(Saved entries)

☆ ☆ ☆

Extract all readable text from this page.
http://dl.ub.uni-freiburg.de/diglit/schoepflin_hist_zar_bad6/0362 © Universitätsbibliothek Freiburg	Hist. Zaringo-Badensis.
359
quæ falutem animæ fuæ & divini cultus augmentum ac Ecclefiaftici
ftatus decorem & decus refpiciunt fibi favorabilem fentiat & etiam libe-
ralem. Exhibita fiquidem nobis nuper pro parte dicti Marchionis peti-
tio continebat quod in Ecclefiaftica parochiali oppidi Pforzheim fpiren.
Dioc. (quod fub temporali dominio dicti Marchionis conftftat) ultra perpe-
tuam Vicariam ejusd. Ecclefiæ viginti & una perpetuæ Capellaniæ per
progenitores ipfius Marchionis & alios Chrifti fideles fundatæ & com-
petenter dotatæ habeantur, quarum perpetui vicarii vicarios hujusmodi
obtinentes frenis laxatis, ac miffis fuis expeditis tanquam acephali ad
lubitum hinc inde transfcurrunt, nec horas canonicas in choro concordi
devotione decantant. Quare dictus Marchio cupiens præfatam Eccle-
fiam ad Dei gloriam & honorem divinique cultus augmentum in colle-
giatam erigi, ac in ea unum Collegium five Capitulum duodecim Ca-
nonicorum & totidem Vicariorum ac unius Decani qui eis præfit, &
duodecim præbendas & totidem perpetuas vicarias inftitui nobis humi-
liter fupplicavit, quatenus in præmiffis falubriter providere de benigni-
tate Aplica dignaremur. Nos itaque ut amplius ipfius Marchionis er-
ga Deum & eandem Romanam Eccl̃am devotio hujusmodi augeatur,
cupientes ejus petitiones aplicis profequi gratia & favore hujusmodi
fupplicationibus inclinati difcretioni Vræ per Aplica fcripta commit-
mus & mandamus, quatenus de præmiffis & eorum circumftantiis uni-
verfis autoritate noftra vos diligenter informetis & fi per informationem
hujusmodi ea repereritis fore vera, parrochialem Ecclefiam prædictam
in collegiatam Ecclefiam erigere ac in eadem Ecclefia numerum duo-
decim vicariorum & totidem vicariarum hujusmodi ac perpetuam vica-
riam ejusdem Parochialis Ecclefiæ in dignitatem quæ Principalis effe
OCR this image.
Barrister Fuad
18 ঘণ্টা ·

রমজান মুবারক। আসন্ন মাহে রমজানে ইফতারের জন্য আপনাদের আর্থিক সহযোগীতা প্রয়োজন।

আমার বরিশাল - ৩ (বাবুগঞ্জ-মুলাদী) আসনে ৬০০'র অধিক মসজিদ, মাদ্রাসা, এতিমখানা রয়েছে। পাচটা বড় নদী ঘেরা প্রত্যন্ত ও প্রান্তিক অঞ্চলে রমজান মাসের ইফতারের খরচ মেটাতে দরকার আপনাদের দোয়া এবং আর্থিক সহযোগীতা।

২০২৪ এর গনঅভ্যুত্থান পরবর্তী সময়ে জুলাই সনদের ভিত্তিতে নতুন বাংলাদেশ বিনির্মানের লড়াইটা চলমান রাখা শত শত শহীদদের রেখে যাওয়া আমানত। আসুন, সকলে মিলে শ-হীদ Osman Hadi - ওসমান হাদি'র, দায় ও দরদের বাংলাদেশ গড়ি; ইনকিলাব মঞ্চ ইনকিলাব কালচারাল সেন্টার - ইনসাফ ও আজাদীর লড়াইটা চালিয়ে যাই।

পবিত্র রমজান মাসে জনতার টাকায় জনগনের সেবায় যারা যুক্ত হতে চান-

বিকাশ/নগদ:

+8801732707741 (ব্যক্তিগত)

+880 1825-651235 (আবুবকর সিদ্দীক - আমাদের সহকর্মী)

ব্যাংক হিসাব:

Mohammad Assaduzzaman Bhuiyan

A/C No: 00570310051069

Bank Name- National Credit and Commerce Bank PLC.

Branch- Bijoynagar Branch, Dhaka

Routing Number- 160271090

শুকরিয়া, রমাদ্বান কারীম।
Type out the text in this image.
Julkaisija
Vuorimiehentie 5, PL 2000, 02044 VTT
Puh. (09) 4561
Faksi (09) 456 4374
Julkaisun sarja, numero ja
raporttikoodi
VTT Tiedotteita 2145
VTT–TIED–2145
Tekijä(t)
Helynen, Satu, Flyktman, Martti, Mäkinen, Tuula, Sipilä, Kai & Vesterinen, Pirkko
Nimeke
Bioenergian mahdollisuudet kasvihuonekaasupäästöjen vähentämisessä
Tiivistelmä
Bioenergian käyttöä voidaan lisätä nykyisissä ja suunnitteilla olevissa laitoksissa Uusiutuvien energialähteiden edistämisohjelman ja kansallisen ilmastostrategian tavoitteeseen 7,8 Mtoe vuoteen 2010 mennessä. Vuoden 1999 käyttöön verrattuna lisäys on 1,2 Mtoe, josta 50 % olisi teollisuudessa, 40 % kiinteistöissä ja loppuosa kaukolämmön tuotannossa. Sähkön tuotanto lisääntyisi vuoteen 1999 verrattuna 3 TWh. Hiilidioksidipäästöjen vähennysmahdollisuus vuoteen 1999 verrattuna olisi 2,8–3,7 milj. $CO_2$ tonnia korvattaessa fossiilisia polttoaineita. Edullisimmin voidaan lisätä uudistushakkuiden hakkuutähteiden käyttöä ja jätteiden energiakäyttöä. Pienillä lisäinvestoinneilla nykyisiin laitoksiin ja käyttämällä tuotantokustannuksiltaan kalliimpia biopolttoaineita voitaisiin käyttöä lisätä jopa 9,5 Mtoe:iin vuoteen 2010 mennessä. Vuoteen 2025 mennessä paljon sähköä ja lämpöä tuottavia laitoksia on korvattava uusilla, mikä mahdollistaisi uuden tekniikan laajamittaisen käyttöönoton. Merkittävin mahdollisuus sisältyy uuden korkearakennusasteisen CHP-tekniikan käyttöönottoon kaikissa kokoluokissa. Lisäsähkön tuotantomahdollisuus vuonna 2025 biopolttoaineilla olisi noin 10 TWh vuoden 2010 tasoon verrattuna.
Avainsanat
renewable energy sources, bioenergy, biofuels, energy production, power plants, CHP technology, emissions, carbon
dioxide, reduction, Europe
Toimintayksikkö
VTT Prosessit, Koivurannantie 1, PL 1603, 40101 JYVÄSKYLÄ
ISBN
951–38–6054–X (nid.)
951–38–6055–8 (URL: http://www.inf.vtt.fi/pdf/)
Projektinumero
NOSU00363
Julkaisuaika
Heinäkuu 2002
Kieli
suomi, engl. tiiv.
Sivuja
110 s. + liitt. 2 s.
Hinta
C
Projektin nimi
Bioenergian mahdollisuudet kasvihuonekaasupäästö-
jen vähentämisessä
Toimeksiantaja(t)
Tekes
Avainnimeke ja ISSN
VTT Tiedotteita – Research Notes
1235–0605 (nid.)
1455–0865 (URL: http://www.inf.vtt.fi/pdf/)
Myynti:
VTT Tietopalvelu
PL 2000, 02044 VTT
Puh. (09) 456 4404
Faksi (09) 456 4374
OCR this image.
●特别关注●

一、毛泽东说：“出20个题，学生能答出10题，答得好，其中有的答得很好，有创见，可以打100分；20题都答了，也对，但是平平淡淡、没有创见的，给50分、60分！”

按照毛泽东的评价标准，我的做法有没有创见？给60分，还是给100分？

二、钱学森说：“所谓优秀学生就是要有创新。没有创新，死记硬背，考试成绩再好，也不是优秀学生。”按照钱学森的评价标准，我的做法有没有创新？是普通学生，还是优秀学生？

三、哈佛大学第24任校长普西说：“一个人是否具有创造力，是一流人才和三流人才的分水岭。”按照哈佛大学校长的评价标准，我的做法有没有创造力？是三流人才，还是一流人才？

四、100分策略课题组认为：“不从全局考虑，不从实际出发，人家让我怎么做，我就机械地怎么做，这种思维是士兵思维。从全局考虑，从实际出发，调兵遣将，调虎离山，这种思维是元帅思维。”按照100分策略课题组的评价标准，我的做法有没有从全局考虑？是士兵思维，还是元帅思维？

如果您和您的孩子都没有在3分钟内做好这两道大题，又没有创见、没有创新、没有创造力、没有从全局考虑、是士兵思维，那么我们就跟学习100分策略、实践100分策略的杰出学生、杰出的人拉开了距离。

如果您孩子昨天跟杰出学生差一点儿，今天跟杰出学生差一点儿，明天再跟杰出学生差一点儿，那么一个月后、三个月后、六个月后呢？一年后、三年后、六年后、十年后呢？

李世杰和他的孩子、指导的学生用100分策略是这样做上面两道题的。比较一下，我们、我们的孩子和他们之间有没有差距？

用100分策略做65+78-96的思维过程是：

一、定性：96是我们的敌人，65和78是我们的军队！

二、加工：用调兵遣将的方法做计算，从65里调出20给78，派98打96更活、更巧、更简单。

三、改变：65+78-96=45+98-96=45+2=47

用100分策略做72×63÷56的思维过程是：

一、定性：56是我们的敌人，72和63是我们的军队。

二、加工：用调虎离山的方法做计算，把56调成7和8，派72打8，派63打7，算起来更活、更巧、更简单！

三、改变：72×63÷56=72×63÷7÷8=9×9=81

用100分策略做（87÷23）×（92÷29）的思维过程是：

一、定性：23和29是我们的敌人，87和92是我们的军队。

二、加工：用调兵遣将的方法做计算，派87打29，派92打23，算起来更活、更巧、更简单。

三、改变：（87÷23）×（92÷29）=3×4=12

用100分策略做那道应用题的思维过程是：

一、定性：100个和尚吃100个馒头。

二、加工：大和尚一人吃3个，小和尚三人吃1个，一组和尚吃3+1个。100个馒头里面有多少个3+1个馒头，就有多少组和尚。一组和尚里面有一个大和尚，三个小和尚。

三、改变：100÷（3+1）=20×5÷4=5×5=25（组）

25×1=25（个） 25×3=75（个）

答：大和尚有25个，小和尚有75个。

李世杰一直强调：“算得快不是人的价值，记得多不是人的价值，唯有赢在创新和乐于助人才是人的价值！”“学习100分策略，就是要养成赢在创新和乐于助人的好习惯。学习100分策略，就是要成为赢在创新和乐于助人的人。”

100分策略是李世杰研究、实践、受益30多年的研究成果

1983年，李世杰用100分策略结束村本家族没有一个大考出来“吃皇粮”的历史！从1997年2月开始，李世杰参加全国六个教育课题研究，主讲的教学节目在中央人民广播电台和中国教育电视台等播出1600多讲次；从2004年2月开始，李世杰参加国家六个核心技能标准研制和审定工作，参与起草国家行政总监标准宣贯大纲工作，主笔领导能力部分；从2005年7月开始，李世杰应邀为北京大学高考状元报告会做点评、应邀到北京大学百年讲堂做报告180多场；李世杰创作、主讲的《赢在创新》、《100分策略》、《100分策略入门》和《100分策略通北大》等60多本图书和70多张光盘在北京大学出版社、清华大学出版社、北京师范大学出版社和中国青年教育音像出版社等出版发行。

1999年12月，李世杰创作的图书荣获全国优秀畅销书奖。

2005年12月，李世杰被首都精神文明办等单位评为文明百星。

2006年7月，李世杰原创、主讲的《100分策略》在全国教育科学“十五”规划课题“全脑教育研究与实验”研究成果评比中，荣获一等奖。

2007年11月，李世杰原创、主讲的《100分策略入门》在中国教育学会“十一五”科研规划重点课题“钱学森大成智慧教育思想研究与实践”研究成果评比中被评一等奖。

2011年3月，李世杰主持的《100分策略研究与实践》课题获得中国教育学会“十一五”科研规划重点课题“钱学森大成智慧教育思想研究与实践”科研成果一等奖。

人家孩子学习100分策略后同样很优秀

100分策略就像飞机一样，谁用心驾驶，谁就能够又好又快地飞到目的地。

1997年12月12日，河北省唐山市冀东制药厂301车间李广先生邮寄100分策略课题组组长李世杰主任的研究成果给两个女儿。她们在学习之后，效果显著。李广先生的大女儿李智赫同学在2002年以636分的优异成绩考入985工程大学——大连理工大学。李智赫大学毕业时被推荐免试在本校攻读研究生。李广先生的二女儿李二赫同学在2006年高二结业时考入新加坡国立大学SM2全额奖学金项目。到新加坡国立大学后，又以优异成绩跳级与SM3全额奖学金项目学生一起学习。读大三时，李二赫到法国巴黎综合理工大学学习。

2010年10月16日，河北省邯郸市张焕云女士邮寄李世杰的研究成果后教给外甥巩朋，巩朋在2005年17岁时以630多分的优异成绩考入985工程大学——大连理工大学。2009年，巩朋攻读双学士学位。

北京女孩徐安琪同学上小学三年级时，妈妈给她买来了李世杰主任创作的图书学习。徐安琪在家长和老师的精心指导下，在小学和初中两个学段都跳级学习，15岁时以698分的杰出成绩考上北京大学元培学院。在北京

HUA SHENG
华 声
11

☆ ☆ ☆

▶ **WRITTEN INSTRUCTION**
From the entries, report each line that includes the word "ipfius".

▶ **OUTPUT OF THE TASK**
progenitores ipfius Marchionis & alios Chrifti fideles fundatæ & com-
tate Aplica dignaremur. Nos itaque ut amplius ipfius Marchionis er-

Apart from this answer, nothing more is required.